Locate the string "color" throughout the material and copy every line in which it occurs.

━━━━━ SUPPLIED RECORDS

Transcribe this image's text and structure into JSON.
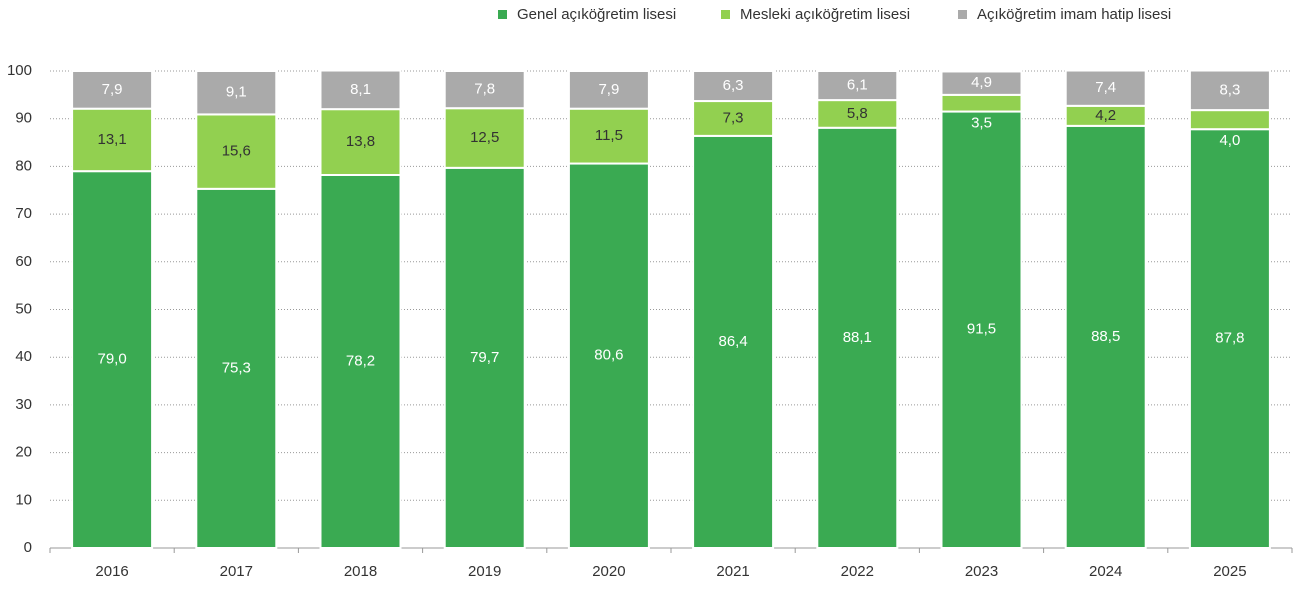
{
  "chart_data": {
    "type": "stacked_bar",
    "categories": [
      "2016",
      "2017",
      "2018",
      "2019",
      "2020",
      "2021",
      "2022",
      "2023",
      "2024",
      "2025"
    ],
    "series": [
      {
        "name": "Genel açıköğretim lisesi",
        "color": "#3aaa52",
        "values": [
          79.0,
          75.3,
          78.2,
          79.7,
          80.6,
          86.4,
          88.1,
          91.5,
          88.5,
          87.8
        ],
        "value_labels": [
          "79,0",
          "75,3",
          "78,2",
          "79,7",
          "80,6",
          "86,4",
          "88,1",
          "91,5",
          "88,5",
          "87,8"
        ]
      },
      {
        "name": "Mesleki açıköğretim lisesi",
        "color": "#92d050",
        "values": [
          13.1,
          15.6,
          13.8,
          12.5,
          11.5,
          7.3,
          5.8,
          3.5,
          4.2,
          4.0
        ],
        "value_labels": [
          "13,1",
          "15,6",
          "13,8",
          "12,5",
          "11,5",
          "7,3",
          "5,8",
          "3,5",
          "4,2",
          "4,0"
        ]
      },
      {
        "name": "Açıköğretim imam hatip lisesi",
        "color": "#aaaaaa",
        "values": [
          7.9,
          9.1,
          8.1,
          7.8,
          7.9,
          6.3,
          6.1,
          4.9,
          7.4,
          8.3
        ],
        "value_labels": [
          "7,9",
          "9,1",
          "8,1",
          "7,8",
          "7,9",
          "6,3",
          "6,1",
          "4,9",
          "7,4",
          "8,3"
        ]
      }
    ],
    "ylim": [
      0,
      100
    ],
    "yticks": [
      0,
      10,
      20,
      30,
      40,
      50,
      60,
      70,
      80,
      90,
      100
    ],
    "grid": true,
    "legend": "top-right"
  }
}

━━━━━━━━━━

## WRITTEN RESPONSE
        "color": "#3aaa52",
        "color": "#92d050",
        "color": "#aaaaaa",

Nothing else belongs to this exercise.